--- START OF RECORD EXCERPTS ---

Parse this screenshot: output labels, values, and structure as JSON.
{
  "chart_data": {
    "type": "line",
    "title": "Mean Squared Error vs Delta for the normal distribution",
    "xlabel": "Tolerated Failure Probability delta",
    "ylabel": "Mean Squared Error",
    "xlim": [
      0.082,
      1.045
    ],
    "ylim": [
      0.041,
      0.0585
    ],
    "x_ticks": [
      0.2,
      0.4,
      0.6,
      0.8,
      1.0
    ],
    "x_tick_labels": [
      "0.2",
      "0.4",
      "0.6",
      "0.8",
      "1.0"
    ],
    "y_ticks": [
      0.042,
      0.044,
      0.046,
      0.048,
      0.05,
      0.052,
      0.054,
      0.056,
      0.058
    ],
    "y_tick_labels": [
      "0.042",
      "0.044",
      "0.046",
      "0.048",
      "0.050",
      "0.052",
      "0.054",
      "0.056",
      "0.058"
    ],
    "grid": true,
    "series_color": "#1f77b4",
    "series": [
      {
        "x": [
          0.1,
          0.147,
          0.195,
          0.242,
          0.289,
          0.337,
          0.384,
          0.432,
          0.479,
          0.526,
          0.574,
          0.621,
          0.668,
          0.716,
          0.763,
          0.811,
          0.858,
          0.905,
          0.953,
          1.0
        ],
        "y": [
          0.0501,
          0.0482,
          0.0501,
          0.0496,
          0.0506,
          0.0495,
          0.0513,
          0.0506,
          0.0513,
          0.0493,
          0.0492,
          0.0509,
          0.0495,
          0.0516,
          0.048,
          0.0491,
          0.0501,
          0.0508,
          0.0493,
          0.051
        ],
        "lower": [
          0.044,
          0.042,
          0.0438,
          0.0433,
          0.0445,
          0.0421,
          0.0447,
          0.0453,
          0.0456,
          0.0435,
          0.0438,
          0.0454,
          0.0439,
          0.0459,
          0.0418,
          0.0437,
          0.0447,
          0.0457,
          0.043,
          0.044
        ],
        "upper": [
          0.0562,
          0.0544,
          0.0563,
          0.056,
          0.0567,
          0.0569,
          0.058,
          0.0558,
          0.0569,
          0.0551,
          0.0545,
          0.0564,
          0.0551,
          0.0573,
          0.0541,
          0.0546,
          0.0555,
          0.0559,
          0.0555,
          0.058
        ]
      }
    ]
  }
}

--- END OF RECORD EXCERPTS ---

**WORK TO COMPLETE:**
Find and copy each line above that includes the string "Error".

**WORKED ANSWER:**
    "title": "Mean Squared Error vs Delta for the normal distribution",
    "ylabel": "Mean Squared Error",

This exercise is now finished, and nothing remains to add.